Entries ▸
* * * *

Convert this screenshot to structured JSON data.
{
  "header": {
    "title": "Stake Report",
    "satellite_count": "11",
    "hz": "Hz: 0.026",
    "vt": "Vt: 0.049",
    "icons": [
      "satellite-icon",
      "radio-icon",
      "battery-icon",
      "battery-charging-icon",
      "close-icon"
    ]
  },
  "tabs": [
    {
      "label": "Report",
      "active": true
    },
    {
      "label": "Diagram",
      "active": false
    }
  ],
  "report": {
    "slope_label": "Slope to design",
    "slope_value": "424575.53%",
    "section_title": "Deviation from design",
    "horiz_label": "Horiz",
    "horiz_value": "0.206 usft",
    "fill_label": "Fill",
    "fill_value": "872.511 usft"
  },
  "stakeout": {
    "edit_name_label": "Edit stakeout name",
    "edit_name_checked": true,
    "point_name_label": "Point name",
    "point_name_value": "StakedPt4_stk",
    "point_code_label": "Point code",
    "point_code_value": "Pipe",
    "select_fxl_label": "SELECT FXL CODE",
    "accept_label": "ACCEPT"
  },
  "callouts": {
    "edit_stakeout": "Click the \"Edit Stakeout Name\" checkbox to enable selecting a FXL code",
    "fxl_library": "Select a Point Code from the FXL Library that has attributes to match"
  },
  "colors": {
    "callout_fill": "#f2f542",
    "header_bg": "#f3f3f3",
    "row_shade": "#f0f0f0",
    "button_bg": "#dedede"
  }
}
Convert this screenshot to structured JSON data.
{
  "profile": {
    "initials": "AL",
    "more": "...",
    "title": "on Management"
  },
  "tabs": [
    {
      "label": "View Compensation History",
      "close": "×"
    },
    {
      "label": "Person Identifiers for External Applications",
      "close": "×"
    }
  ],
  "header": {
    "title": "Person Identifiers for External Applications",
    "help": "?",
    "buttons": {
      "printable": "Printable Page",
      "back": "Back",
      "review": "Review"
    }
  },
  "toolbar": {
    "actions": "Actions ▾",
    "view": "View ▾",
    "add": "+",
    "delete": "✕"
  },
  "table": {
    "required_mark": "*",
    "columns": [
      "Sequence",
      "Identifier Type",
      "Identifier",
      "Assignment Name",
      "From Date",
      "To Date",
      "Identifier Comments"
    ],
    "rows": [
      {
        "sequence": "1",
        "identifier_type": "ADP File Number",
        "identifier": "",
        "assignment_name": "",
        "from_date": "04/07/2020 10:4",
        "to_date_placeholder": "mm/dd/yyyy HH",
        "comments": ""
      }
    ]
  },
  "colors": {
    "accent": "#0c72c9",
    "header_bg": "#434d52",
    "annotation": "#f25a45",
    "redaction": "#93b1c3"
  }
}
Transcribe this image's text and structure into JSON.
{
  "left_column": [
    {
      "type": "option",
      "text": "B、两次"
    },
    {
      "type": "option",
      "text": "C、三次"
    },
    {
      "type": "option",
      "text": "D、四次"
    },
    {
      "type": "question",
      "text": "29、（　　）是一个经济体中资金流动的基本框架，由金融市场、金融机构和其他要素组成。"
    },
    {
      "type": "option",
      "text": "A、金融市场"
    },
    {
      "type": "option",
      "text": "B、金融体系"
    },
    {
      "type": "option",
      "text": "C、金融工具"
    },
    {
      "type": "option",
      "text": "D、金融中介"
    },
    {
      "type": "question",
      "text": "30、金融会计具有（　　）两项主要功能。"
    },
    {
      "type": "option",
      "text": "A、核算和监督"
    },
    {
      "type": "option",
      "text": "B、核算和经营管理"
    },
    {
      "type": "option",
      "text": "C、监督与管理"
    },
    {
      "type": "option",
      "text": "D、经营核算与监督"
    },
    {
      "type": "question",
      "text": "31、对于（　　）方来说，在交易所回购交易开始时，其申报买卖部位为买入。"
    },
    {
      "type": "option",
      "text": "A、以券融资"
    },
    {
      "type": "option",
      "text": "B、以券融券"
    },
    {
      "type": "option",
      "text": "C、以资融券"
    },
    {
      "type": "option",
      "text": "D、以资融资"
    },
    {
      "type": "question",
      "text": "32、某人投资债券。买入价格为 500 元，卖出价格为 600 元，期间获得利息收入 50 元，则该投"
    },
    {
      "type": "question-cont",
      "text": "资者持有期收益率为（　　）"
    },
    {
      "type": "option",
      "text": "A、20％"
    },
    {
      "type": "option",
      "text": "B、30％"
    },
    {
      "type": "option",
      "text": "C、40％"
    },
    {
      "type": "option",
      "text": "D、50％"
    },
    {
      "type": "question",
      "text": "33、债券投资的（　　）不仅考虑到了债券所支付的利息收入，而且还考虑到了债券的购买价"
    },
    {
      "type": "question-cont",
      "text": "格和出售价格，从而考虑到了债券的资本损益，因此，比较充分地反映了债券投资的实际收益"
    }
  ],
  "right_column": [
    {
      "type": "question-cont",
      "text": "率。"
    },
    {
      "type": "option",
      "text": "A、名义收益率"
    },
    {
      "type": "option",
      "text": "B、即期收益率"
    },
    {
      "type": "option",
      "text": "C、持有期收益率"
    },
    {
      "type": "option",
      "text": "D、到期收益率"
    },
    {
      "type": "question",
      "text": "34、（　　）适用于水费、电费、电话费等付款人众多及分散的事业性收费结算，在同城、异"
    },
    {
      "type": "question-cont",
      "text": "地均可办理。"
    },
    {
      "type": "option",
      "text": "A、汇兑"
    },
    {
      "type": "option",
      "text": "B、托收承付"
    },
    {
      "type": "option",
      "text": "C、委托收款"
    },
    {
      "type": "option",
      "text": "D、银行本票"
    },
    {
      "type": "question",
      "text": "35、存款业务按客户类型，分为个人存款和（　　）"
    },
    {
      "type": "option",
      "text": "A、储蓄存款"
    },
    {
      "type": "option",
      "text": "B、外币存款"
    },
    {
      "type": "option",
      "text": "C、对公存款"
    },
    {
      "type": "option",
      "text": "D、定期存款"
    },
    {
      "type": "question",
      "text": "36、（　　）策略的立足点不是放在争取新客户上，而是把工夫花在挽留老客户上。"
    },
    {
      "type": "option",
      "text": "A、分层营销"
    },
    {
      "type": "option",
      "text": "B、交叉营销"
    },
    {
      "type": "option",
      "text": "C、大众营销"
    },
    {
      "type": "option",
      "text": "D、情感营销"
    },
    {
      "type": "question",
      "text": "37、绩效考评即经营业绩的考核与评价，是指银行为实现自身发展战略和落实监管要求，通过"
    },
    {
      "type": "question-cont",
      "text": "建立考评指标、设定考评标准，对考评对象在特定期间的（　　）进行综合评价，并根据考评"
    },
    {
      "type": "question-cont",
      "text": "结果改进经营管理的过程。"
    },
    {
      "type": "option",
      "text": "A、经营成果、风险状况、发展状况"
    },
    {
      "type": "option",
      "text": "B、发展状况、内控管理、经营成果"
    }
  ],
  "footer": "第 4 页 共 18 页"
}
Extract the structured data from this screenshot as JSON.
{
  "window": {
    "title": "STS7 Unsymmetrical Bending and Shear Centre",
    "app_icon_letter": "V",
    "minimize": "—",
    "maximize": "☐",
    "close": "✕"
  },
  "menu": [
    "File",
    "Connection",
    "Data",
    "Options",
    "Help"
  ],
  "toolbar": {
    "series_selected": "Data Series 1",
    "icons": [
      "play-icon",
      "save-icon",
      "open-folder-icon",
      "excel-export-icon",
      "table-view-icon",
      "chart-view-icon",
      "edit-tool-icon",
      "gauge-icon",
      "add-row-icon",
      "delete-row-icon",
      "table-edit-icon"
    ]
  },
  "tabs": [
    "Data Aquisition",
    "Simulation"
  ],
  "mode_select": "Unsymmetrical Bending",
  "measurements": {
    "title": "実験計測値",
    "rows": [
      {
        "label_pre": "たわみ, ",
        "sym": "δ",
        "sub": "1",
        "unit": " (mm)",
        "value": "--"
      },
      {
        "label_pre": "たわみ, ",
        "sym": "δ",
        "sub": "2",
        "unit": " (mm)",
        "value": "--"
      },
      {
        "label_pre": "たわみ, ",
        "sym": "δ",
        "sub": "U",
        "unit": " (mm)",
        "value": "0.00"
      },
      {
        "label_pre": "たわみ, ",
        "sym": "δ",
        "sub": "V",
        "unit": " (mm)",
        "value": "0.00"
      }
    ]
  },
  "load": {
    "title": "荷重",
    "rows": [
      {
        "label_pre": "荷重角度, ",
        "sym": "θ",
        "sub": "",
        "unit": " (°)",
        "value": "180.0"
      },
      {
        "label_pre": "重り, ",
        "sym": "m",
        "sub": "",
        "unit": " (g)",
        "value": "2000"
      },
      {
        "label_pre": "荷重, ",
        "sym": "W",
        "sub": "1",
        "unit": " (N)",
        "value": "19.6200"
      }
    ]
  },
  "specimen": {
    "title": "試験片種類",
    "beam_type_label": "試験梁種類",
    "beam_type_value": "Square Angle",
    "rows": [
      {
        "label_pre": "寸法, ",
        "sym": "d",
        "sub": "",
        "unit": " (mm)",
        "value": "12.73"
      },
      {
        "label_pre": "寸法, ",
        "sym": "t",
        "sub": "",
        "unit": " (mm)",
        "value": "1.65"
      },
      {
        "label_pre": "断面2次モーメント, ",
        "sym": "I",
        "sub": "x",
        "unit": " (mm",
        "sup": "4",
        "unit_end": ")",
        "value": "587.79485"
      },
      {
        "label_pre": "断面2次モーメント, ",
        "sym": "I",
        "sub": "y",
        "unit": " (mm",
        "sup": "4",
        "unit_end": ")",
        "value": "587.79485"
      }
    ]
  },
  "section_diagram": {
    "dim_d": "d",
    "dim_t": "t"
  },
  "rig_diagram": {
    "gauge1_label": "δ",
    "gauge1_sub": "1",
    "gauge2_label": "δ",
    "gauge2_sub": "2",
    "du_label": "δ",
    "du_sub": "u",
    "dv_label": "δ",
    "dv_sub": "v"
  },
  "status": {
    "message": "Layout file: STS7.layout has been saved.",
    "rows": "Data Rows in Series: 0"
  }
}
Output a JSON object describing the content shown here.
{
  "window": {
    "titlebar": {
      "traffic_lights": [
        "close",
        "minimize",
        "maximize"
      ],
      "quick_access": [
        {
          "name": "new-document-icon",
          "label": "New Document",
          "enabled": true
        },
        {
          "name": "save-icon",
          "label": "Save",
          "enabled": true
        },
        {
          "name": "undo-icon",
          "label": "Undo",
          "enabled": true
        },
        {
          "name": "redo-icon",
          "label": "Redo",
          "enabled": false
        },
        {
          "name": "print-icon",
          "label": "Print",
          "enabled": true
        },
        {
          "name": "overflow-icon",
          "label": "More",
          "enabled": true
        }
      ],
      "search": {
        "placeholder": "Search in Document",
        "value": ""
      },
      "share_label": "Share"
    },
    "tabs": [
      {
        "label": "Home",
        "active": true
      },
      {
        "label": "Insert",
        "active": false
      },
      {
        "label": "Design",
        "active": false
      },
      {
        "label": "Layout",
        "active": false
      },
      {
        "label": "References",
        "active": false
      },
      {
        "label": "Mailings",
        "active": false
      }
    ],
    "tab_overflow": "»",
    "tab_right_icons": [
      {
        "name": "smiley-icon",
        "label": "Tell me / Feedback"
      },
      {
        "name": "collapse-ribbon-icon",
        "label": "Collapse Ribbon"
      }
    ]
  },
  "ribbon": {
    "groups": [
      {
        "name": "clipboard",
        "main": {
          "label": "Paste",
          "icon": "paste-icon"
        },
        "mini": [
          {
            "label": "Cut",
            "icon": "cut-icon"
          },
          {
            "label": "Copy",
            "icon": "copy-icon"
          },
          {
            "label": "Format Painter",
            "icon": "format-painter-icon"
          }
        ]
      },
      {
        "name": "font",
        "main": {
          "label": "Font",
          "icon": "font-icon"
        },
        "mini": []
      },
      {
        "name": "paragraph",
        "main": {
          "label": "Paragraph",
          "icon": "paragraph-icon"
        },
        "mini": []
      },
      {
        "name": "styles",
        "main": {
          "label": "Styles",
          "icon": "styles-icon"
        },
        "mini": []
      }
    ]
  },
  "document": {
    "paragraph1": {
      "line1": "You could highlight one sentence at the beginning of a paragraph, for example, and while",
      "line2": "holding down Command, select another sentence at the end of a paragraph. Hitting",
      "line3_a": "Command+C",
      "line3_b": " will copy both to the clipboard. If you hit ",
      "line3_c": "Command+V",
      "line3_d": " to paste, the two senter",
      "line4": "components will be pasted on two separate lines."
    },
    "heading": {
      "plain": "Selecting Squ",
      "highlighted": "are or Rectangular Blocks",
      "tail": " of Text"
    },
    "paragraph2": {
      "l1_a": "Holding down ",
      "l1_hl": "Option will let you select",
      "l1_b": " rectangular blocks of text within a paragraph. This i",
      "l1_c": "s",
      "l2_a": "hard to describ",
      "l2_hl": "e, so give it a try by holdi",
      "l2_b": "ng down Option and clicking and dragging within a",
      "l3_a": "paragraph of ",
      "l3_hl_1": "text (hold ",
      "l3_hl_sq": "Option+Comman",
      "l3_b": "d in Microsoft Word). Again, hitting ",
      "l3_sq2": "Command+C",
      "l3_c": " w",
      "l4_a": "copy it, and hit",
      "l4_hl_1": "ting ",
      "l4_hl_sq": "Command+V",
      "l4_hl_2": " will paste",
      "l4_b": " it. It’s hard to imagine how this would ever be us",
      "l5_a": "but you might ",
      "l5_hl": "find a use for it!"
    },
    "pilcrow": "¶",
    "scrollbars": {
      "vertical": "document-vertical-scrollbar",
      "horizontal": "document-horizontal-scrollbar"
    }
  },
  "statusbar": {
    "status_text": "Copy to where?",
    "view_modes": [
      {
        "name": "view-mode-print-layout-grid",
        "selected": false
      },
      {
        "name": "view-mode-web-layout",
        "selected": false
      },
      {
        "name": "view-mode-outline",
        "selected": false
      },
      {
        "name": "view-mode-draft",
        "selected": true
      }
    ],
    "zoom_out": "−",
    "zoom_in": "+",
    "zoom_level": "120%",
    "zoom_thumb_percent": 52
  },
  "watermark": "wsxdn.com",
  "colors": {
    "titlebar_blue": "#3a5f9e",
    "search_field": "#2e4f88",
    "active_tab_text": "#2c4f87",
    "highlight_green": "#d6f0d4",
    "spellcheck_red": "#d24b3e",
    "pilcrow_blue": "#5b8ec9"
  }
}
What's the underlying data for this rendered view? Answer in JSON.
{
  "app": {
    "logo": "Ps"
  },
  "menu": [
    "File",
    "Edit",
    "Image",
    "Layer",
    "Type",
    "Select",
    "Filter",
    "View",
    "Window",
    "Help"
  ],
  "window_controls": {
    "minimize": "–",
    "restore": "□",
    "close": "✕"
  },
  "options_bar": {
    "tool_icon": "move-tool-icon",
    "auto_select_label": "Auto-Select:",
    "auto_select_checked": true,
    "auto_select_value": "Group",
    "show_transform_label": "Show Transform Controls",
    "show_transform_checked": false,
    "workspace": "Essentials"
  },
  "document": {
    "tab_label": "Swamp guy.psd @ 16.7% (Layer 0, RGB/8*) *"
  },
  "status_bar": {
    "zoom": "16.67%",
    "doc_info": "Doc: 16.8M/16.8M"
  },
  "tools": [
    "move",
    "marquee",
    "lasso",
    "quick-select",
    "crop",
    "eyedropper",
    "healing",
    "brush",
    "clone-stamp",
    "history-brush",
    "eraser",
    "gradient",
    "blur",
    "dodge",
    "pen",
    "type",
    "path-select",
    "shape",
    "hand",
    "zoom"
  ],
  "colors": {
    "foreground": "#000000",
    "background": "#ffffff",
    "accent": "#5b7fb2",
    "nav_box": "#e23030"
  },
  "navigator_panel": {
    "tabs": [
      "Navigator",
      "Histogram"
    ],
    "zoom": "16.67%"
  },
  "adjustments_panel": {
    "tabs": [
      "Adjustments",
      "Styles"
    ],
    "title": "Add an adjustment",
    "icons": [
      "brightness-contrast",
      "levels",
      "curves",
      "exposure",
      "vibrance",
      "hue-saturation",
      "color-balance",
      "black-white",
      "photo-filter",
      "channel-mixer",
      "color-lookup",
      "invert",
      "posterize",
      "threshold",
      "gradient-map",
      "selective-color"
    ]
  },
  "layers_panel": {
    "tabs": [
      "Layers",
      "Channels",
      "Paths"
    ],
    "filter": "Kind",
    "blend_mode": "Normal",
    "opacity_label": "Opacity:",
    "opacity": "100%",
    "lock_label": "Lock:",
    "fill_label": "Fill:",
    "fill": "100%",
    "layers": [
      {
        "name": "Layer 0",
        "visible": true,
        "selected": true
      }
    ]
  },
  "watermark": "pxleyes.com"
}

* * * *

What to do ▸
Extract all lines from the material above that include the word "clipboard".

Output of the task ▸
        "name": "clipboard",
      "line3_b": " will copy both to the clipboard. If you hit ",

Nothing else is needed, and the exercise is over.